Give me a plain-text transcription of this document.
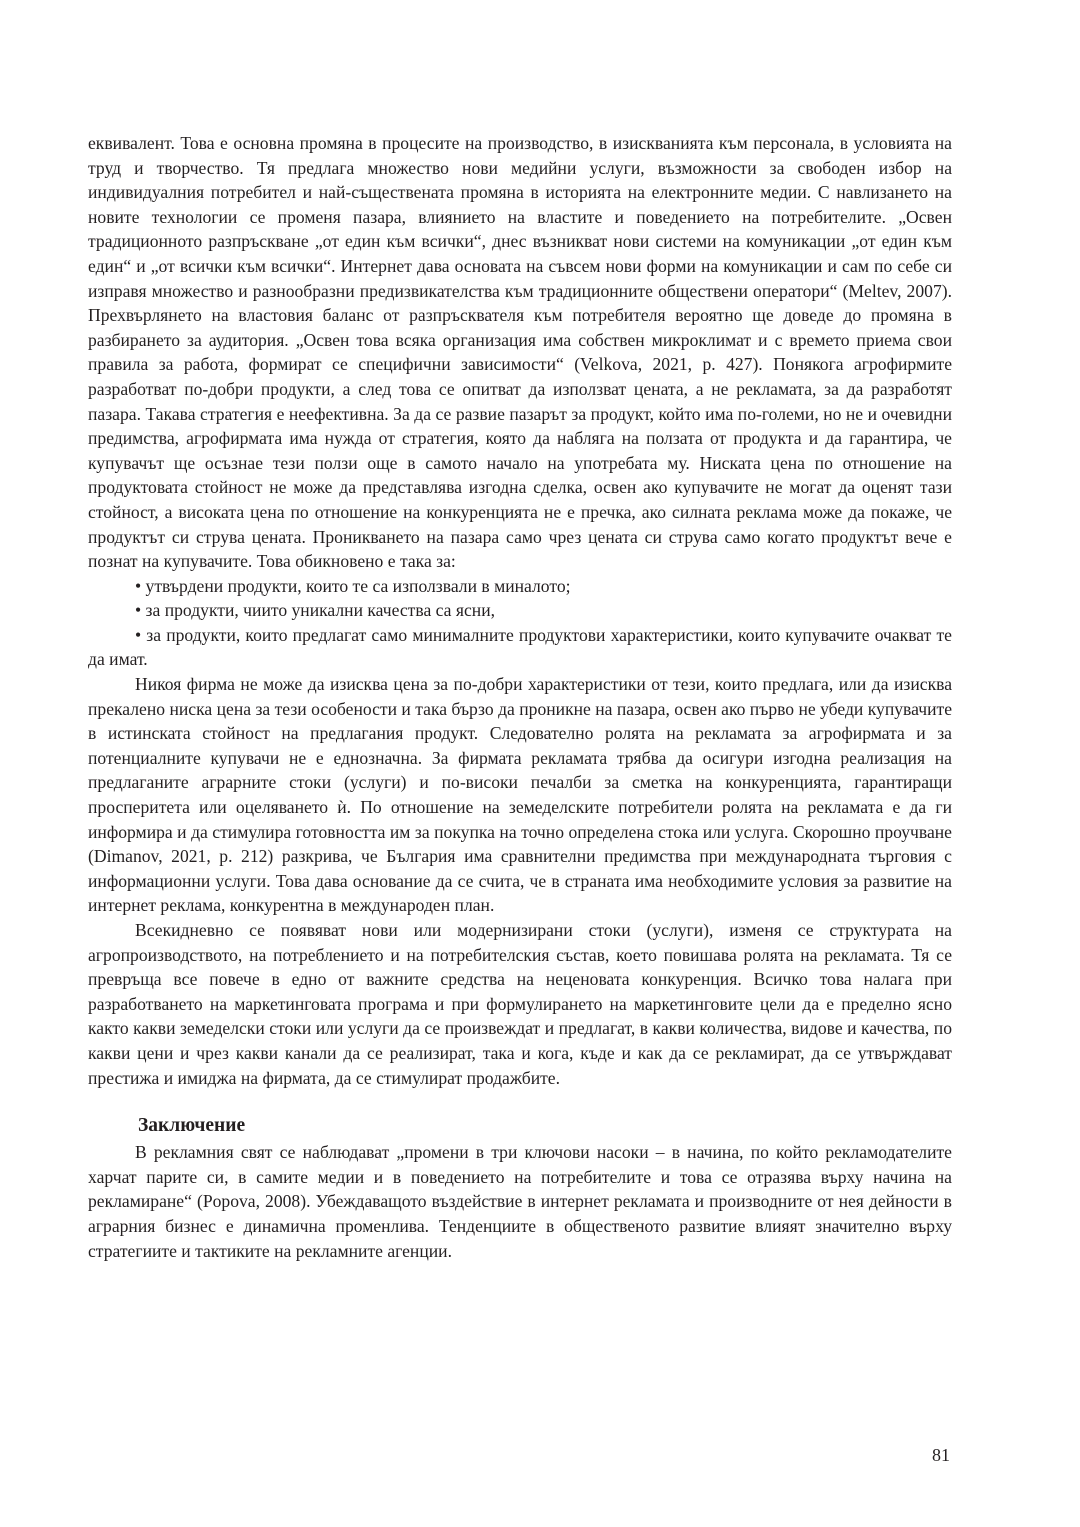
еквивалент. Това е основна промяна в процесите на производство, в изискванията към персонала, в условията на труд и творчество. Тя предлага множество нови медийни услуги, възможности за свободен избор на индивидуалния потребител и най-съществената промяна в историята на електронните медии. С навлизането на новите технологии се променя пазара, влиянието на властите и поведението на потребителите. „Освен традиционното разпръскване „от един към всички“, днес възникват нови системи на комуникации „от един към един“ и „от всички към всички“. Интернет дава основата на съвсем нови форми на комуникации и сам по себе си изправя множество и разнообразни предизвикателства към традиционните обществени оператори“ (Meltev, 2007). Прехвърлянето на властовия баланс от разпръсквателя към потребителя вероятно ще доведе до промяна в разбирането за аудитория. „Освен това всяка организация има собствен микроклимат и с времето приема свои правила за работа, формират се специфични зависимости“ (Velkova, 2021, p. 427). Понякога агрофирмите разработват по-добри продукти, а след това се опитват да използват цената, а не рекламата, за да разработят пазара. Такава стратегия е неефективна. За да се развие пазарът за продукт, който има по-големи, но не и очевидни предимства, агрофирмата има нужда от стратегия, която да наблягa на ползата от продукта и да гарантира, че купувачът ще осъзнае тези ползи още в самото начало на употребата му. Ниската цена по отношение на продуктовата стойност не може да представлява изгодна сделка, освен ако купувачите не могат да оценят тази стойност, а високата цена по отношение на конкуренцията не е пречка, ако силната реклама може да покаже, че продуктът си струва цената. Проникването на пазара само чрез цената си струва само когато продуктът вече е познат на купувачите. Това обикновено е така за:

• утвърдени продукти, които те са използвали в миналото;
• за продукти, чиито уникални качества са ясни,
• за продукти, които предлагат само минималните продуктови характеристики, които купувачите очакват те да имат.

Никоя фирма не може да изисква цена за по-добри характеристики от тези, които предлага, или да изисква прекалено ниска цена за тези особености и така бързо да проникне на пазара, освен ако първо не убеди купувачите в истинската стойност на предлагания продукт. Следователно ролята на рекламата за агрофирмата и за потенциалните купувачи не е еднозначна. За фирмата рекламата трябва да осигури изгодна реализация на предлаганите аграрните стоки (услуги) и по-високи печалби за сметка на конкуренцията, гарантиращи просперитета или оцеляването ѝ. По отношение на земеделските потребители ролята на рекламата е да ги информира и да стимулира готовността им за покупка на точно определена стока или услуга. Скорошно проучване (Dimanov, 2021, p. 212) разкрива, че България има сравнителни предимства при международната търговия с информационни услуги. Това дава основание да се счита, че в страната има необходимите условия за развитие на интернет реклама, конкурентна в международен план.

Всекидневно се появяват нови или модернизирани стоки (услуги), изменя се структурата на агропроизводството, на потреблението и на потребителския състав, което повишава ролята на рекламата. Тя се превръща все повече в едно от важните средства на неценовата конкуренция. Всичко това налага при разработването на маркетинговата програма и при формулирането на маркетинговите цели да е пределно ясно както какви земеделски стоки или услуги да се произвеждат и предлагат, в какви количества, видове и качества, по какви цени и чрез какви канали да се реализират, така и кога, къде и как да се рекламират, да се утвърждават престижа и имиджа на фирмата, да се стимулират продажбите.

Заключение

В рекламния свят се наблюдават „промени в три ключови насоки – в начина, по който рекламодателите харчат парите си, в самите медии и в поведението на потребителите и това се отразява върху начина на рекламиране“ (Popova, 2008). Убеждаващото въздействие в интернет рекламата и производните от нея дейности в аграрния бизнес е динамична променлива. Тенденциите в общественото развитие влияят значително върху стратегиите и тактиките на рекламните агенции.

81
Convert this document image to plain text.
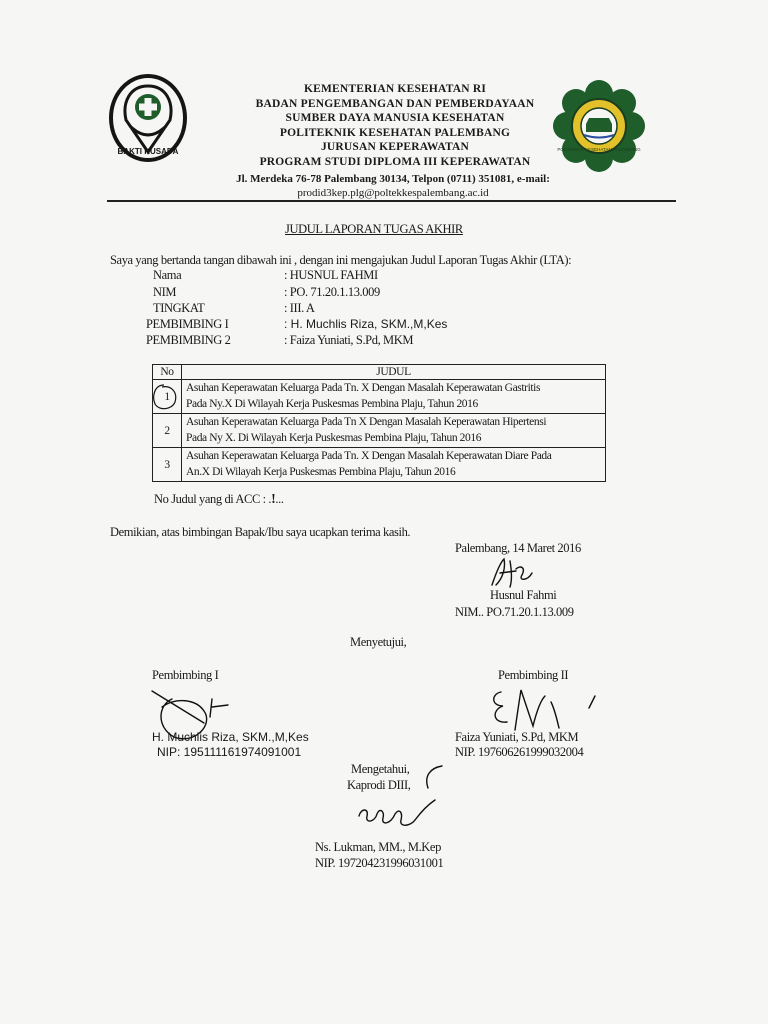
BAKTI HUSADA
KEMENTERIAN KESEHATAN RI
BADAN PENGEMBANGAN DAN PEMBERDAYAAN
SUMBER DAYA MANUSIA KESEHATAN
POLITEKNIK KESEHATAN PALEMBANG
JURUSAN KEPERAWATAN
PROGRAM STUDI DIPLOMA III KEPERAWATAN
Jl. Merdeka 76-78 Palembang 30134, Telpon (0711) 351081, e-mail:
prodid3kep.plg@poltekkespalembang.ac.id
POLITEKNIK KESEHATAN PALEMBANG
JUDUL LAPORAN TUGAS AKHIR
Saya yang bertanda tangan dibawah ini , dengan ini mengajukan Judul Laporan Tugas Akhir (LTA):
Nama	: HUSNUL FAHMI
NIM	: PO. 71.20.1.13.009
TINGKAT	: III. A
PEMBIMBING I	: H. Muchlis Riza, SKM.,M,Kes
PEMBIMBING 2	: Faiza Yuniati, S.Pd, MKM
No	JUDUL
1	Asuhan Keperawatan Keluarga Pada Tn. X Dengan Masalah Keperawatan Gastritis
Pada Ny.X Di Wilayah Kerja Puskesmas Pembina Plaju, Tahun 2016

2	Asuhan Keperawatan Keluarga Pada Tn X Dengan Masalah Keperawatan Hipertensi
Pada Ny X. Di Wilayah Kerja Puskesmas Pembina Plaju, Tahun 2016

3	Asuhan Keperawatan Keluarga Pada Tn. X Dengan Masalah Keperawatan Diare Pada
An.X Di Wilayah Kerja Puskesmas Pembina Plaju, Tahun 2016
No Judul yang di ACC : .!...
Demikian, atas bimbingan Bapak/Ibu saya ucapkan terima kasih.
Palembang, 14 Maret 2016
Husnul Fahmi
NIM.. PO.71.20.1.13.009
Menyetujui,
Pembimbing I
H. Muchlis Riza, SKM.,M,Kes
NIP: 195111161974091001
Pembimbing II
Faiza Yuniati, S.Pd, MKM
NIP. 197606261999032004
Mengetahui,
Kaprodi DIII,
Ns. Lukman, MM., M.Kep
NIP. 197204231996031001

══════════

PROBLEM STATEMENT:
Repeat all of the data above word for word, minus the pictures.

EXERCISE RESULT:
Give me a plain-text transcription of this document.
еквивалент. Това е основна промяна в процесите на производство, в изискванията към персонала, в условията на труд и творчество. Тя предлага множество нови медийни услуги, възможности за свободен избор на индивидуалния потребител и най-съществената промяна в историята на електронните медии. С навлизането на новите технологии се променя пазара, влиянието на властите и поведението на потребителите. „Освен традиционното разпръскване „от един към всички“, днес възникват нови системи на комуникации „от един към един“ и „от всички към всички“. Интернет дава основата на съвсем нови форми на комуникации и сам по себе си изправя множество и разнообразни предизвикателства към традиционните обществени оператори“ (Meltev, 2007). Прехвърлянето на властовия баланс от разпръсквателя към потребителя вероятно ще доведе до промяна в разбирането за аудитория. „Освен това всяка организация има собствен микроклимат и с времето приема свои правила за работа, формират се специфични зависимости“ (Velkova, 2021, p. 427). Понякога агрофирмите разработват по-добри продукти, а след това се опитват да използват цената, а не рекламата, за да разработят пазара. Такава стратегия е неефективна. За да се развие пазарът за продукт, който има по-големи, но не и очевидни предимства, агрофирмата има нужда от стратегия, която да наблягa на ползата от продукта и да гарантира, че купувачът ще осъзнае тези ползи още в самото начало на употребата му. Ниската цена по отношение на продуктовата стойност не може да представлява изгодна сделка, освен ако купувачите не могат да оценят тази стойност, а високата цена по отношение на конкуренцията не е пречка, ако силната реклама може да покаже, че продуктът си струва цената. Проникването на пазара само чрез цената си струва само когато продуктът вече е познат на купувачите. Това обикновено е така за:

• утвърдени продукти, които те са използвали в миналото;
• за продукти, чиито уникални качества са ясни,
• за продукти, които предлагат само минималните продуктови характеристики, които купувачите очакват те да имат.

Никоя фирма не може да изисква цена за по-добри характеристики от тези, които предлага, или да изисква прекалено ниска цена за тези особености и така бързо да проникне на пазара, освен ако първо не убеди купувачите в истинската стойност на предлагания продукт. Следователно ролята на рекламата за агрофирмата и за потенциалните купувачи не е еднозначна. За фирмата рекламата трябва да осигури изгодна реализация на предлаганите аграрните стоки (услуги) и по-високи печалби за сметка на конкуренцията, гарантиращи просперитета или оцеляването ѝ. По отношение на земеделските потребители ролята на рекламата е да ги информира и да стимулира готовността им за покупка на точно определена стока или услуга. Скорошно проучване (Dimanov, 2021, p. 212) разкрива, че България има сравнителни предимства при международната търговия с информационни услуги. Това дава основание да се счита, че в страната има необходимите условия за развитие на интернет реклама, конкурентна в международен план.

Всекидневно се появяват нови или модернизирани стоки (услуги), изменя се структурата на агропроизводството, на потреблението и на потребителския състав, което повишава ролята на рекламата. Тя се превръща все повече в едно от важните средства на неценовата конкуренция. Всичко това налага при разработването на маркетинговата програма и при формулирането на маркетинговите цели да е пределно ясно както какви земеделски стоки или услуги да се произвеждат и предлагат, в какви количества, видове и качества, по какви цени и чрез какви канали да се реализират, така и кога, къде и как да се рекламират, да се утвърждават престижа и имиджа на фирмата, да се стимулират продажбите.

Заключение

В рекламния свят се наблюдават „промени в три ключови насоки – в начина, по който рекламодателите харчат парите си, в самите медии и в поведението на потребителите и това се отразява върху начина на рекламиране“ (Popova, 2008). Убеждаващото въздействие в интернет рекламата и производните от нея дейности в аграрния бизнес е динамична променлива. Тенденциите в общественото развитие влияят значително върху стратегиите и тактиките на рекламните агенции.

81
Convert this document image to plain text.
BAKTI HUSADA
KEMENTERIAN KESEHATAN RI
BADAN PENGEMBANGAN DAN PEMBERDAYAAN
SUMBER DAYA MANUSIA KESEHATAN
POLITEKNIK KESEHATAN PALEMBANG
JURUSAN KEPERAWATAN
PROGRAM STUDI DIPLOMA III KEPERAWATAN
Jl. Merdeka 76-78 Palembang 30134, Telpon (0711) 351081, e-mail:
prodid3kep.plg@poltekkespalembang.ac.id
POLITEKNIK KESEHATAN PALEMBANG
JUDUL LAPORAN TUGAS AKHIR
Saya yang bertanda tangan dibawah ini , dengan ini mengajukan Judul Laporan Tugas Akhir (LTA):
Nama	: HUSNUL FAHMI
NIM	: PO. 71.20.1.13.009
TINGKAT	: III. A
PEMBIMBING I	: H. Muchlis Riza, SKM.,M,Kes
PEMBIMBING 2	: Faiza Yuniati, S.Pd, MKM
No	JUDUL
1	Asuhan Keperawatan Keluarga Pada Tn. X Dengan Masalah Keperawatan Gastritis
Pada Ny.X Di Wilayah Kerja Puskesmas Pembina Plaju, Tahun 2016

2	Asuhan Keperawatan Keluarga Pada Tn X Dengan Masalah Keperawatan Hipertensi
Pada Ny X. Di Wilayah Kerja Puskesmas Pembina Plaju, Tahun 2016

3	Asuhan Keperawatan Keluarga Pada Tn. X Dengan Masalah Keperawatan Diare Pada
An.X Di Wilayah Kerja Puskesmas Pembina Plaju, Tahun 2016
No Judul yang di ACC : .!...
Demikian, atas bimbingan Bapak/Ibu saya ucapkan terima kasih.
Palembang, 14 Maret 2016
Husnul Fahmi
NIM.. PO.71.20.1.13.009
Menyetujui,
Pembimbing I
H. Muchlis Riza, SKM.,M,Kes
NIP: 195111161974091001
Pembimbing II
Faiza Yuniati, S.Pd, MKM
NIP. 197606261999032004
Mengetahui,
Kaprodi DIII,
Ns. Lukman, MM., M.Kep
NIP. 197204231996031001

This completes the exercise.